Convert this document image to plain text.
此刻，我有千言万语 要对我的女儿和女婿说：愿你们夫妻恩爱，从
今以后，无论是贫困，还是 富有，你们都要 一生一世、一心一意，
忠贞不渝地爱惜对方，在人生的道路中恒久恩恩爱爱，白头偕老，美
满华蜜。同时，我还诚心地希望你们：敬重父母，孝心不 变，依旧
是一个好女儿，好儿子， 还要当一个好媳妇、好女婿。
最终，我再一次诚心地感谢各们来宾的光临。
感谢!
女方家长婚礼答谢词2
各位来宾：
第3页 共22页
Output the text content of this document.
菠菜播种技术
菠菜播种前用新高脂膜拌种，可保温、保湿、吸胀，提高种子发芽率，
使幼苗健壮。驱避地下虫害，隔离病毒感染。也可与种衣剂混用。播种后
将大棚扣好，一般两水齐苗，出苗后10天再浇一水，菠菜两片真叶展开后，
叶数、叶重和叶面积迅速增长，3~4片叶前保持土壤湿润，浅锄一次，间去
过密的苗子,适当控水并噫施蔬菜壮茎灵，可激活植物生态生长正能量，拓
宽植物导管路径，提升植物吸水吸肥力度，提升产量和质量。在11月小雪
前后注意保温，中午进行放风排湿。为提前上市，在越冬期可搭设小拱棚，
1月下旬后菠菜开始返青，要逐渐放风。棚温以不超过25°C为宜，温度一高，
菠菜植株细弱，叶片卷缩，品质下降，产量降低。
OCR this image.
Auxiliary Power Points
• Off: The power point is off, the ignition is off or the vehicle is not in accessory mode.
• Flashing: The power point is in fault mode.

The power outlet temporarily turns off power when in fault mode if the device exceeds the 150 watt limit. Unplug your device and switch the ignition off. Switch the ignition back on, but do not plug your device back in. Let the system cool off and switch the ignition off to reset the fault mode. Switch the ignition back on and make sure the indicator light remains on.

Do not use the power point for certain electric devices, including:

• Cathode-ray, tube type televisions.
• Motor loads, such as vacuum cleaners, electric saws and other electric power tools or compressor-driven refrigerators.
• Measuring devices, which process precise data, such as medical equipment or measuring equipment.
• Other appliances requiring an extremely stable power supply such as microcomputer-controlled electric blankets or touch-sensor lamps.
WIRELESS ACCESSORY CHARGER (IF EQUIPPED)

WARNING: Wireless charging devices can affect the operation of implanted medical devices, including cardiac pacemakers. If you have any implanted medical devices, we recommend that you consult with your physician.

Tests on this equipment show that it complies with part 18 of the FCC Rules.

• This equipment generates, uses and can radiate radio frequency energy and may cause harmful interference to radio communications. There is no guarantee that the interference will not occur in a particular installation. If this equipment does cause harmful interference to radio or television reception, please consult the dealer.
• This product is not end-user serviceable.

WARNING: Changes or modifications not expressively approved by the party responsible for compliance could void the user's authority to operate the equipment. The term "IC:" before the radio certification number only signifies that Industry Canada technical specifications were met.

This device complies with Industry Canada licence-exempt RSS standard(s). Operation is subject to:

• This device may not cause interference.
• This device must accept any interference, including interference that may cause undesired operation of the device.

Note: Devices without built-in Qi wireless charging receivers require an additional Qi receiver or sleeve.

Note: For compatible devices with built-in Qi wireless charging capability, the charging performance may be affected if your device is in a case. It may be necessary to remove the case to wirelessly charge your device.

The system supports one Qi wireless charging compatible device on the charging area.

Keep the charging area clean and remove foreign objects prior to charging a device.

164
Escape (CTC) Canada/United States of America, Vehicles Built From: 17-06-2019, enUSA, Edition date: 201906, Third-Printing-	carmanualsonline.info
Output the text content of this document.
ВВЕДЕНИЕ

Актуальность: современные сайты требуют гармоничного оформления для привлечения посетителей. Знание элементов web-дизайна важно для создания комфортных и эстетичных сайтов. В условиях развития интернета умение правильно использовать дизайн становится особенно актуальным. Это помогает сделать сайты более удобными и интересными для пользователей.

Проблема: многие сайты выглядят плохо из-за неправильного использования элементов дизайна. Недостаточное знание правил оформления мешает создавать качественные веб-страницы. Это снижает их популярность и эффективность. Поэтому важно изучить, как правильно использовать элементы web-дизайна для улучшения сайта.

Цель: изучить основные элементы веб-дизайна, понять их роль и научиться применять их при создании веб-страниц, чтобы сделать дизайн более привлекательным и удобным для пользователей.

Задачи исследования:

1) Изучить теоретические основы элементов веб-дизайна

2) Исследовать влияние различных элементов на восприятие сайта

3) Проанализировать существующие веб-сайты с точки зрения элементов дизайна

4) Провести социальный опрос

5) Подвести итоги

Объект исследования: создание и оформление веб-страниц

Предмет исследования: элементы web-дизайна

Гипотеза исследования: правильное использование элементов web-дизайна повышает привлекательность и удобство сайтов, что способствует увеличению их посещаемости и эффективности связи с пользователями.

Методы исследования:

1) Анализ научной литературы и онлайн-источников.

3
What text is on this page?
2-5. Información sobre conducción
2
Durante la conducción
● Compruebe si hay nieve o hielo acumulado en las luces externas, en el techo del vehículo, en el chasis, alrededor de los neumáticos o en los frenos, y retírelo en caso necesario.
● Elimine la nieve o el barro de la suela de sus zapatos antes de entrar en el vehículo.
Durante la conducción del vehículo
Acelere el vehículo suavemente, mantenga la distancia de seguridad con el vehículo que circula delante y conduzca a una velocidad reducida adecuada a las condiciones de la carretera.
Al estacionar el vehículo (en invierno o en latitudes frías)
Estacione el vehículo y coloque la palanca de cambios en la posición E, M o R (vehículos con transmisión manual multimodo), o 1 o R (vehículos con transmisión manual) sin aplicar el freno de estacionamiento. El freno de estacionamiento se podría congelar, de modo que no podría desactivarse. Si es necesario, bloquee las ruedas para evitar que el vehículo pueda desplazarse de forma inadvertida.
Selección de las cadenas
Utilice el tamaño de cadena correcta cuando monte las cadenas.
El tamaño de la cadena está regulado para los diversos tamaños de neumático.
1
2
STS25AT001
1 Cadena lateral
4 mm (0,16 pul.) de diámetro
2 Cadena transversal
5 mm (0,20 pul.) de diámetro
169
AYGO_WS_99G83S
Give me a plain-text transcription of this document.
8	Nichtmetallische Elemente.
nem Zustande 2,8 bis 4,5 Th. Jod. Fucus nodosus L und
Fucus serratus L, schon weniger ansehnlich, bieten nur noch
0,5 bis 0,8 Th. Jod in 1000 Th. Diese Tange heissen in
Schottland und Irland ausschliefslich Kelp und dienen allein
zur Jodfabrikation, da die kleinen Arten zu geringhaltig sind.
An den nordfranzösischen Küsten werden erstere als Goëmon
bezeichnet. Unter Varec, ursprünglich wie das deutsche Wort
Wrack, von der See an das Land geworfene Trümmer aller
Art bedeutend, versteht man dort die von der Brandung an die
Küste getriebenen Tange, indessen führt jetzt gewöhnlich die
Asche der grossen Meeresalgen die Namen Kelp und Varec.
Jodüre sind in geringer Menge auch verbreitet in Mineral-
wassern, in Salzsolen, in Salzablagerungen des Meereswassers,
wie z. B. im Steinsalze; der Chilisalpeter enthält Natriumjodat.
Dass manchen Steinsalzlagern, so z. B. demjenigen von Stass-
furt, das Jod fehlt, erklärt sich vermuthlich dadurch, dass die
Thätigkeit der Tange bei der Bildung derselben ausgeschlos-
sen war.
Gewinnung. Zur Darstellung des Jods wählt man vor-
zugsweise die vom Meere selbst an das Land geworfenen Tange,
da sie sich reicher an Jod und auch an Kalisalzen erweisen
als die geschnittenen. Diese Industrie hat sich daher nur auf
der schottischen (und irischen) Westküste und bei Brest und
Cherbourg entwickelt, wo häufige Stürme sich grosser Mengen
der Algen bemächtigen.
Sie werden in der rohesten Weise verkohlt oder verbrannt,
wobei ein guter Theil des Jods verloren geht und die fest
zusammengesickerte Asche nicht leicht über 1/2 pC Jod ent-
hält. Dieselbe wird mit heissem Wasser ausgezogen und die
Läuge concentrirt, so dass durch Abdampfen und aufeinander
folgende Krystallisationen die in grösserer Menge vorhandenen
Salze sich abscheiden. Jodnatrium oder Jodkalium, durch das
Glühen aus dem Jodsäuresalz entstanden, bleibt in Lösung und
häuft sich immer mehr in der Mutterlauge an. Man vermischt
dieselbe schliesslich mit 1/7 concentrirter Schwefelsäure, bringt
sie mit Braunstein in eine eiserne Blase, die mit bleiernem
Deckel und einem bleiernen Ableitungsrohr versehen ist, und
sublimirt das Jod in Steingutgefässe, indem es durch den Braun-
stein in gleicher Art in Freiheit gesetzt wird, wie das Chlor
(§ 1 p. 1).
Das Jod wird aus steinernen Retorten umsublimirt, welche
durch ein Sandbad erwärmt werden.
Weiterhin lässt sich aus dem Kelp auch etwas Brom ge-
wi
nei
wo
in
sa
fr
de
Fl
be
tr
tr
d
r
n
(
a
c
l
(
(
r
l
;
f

■ **Exercise description**: From the listing above, copy all lines holding the word "diámetro".

■ **The response**:
4 mm (0,16 pul.) de diámetro
5 mm (0,20 pul.) de diámetro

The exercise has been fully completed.